Wherever the string "description" shows up in a line, count that line. Give the total alone.

»»

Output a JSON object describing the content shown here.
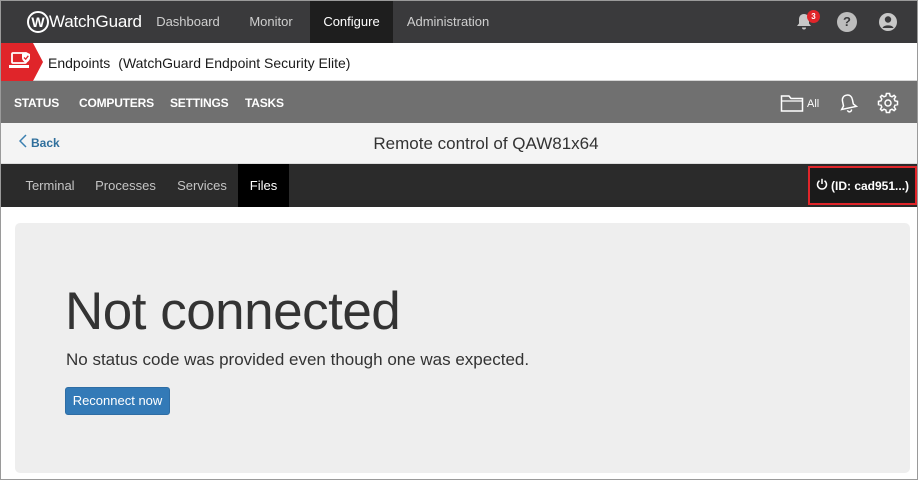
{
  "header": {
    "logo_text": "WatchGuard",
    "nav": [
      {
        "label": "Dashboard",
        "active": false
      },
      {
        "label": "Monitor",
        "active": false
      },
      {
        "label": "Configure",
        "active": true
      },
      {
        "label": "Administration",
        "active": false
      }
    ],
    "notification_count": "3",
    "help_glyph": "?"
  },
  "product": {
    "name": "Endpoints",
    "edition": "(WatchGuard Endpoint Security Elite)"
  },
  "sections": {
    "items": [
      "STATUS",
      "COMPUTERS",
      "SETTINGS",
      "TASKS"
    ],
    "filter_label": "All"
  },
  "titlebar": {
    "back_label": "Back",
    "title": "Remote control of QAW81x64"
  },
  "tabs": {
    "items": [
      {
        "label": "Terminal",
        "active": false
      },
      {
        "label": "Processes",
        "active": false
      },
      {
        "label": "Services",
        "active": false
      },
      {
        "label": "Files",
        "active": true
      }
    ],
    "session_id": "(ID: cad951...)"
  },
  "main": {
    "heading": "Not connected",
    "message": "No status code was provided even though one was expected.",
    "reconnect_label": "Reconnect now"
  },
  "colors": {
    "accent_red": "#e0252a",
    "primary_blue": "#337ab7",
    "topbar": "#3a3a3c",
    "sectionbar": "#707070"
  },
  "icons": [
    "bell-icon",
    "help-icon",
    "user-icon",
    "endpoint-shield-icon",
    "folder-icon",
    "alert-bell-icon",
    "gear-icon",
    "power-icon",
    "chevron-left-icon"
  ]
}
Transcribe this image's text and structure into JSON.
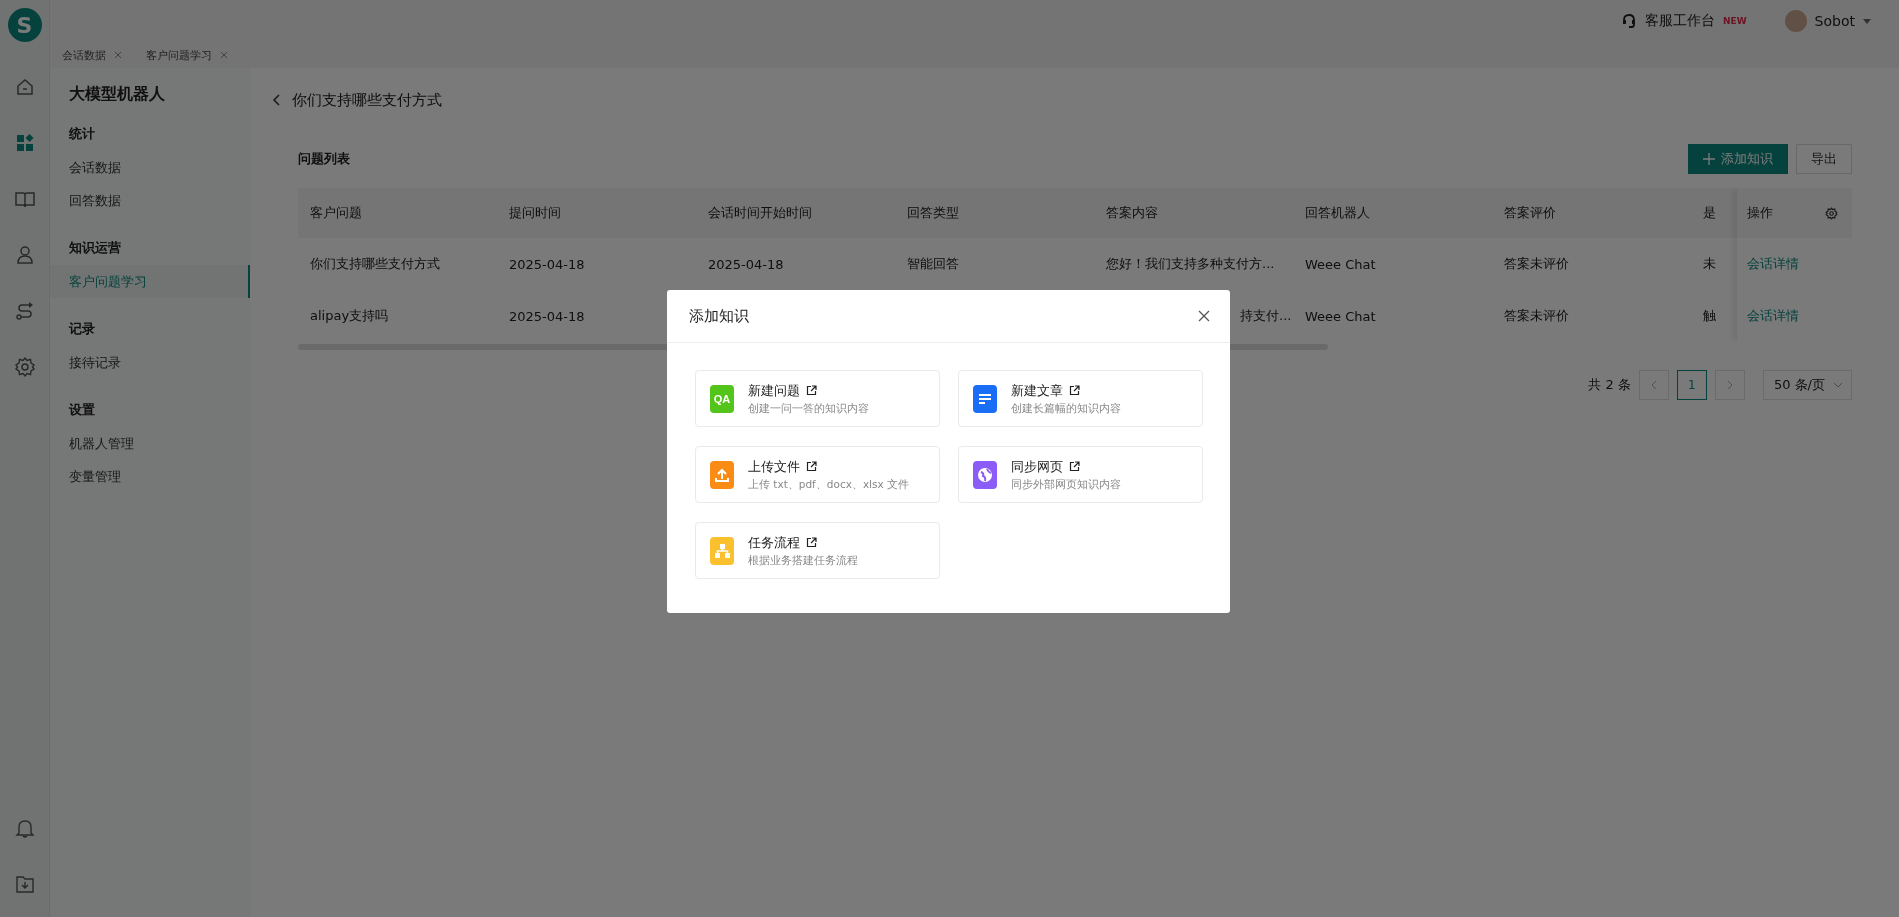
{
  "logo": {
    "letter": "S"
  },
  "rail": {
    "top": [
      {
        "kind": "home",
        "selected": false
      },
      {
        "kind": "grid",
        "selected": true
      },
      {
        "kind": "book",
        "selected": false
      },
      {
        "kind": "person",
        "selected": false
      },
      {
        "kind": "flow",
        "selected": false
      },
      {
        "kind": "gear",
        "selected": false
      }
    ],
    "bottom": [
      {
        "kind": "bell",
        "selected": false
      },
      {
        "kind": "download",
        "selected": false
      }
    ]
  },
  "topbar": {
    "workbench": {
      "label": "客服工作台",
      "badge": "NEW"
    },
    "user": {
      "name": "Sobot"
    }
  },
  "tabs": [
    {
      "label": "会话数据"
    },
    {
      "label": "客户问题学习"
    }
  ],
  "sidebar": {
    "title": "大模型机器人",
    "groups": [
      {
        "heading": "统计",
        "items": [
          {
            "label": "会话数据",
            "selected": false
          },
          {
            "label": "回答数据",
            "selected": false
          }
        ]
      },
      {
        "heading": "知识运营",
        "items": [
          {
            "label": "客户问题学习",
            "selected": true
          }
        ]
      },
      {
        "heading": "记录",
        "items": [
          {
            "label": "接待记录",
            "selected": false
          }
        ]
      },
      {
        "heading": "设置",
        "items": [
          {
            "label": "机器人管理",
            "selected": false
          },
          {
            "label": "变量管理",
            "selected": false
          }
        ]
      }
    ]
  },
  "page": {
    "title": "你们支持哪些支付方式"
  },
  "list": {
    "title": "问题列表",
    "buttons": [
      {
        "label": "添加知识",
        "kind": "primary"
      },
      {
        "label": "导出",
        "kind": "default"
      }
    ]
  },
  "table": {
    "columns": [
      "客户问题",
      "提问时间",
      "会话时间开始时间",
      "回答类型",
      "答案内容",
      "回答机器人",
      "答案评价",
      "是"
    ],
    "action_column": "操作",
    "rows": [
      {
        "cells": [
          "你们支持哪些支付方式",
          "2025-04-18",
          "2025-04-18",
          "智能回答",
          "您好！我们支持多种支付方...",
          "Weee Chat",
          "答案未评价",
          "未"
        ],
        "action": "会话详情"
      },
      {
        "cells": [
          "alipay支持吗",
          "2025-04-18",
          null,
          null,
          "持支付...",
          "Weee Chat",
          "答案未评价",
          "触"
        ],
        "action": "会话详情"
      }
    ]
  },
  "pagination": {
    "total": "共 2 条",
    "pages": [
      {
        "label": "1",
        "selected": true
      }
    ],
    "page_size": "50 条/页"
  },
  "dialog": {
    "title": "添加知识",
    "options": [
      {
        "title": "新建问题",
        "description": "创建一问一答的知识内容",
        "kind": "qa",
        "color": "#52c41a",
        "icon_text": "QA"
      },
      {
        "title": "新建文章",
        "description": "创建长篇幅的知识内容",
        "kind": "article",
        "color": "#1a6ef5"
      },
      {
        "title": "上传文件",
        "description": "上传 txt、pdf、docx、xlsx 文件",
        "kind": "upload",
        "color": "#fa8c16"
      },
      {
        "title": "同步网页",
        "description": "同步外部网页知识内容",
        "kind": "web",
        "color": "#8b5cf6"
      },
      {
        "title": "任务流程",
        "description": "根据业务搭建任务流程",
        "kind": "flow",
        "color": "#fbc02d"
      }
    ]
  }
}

««
»»

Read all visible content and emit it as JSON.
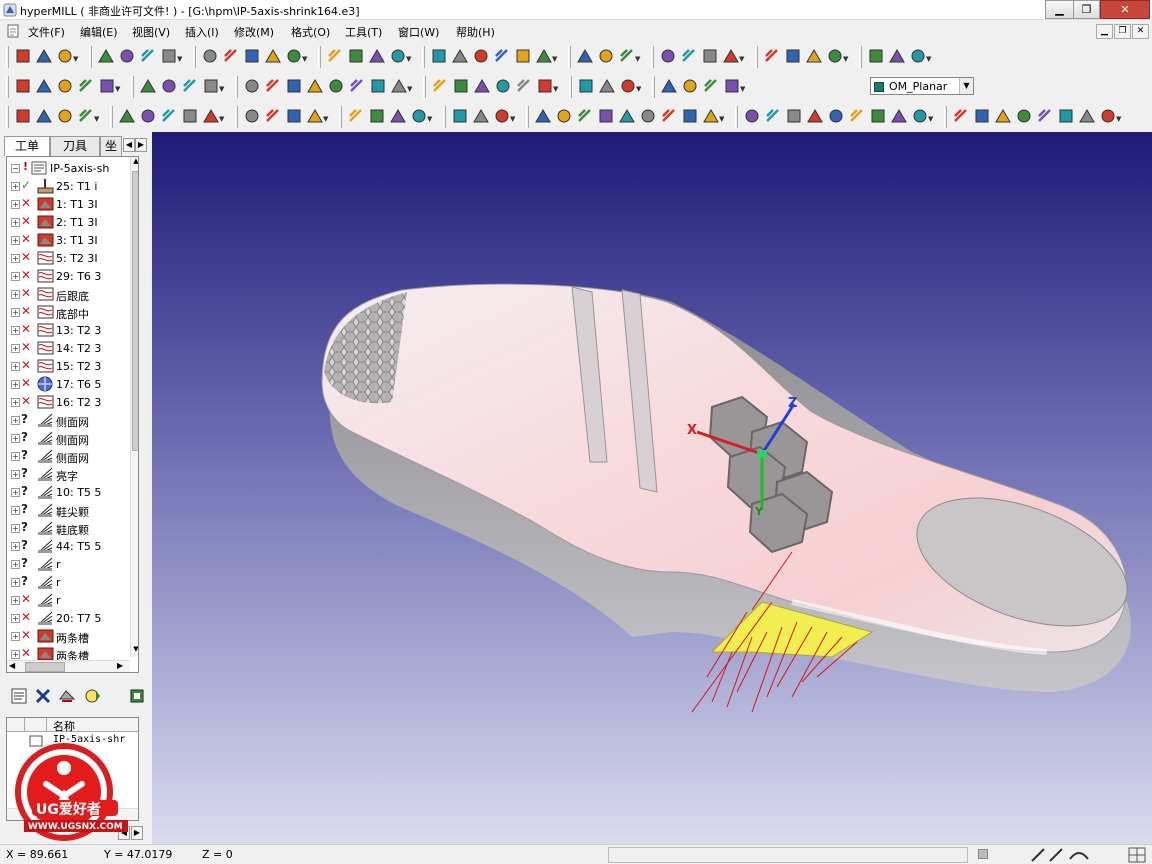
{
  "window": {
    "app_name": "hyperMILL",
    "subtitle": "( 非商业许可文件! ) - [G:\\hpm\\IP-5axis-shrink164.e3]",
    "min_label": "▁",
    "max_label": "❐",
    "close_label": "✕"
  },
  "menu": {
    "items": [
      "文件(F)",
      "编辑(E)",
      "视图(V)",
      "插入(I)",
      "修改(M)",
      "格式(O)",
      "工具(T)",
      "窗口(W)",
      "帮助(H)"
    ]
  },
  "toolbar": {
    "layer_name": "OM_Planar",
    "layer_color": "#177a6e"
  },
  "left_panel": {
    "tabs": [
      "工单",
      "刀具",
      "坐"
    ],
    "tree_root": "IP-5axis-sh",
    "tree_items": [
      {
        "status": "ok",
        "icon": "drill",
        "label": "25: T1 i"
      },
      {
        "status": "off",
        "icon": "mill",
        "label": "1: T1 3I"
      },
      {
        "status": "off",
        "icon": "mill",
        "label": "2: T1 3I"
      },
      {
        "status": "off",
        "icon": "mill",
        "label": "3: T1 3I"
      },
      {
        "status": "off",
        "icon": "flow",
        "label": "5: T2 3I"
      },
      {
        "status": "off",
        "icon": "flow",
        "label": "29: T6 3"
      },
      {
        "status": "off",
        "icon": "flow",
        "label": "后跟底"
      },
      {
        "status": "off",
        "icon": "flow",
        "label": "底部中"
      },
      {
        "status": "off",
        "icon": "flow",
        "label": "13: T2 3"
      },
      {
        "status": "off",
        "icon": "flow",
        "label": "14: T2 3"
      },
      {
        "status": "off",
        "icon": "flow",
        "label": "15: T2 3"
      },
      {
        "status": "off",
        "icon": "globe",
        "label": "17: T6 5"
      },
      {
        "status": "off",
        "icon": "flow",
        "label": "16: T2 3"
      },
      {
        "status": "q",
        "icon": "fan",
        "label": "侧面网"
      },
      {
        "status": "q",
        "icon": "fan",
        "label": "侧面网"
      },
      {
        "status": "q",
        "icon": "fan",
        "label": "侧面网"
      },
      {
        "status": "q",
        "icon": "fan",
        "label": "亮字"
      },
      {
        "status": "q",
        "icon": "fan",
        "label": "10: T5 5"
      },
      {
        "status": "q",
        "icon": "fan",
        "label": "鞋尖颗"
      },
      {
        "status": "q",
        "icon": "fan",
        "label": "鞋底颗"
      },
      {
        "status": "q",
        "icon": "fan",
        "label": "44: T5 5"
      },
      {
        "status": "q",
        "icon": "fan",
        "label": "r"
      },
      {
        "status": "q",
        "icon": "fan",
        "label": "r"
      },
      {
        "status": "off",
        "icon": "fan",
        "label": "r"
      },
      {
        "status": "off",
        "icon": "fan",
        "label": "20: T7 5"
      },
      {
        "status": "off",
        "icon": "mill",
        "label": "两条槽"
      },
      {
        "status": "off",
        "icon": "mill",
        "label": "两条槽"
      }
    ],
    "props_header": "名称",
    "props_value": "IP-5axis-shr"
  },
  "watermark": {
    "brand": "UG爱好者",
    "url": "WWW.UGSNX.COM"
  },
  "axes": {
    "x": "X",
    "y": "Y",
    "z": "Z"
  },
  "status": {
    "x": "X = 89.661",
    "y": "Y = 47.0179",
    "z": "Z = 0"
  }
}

««

COMPLETE ANSWER —
5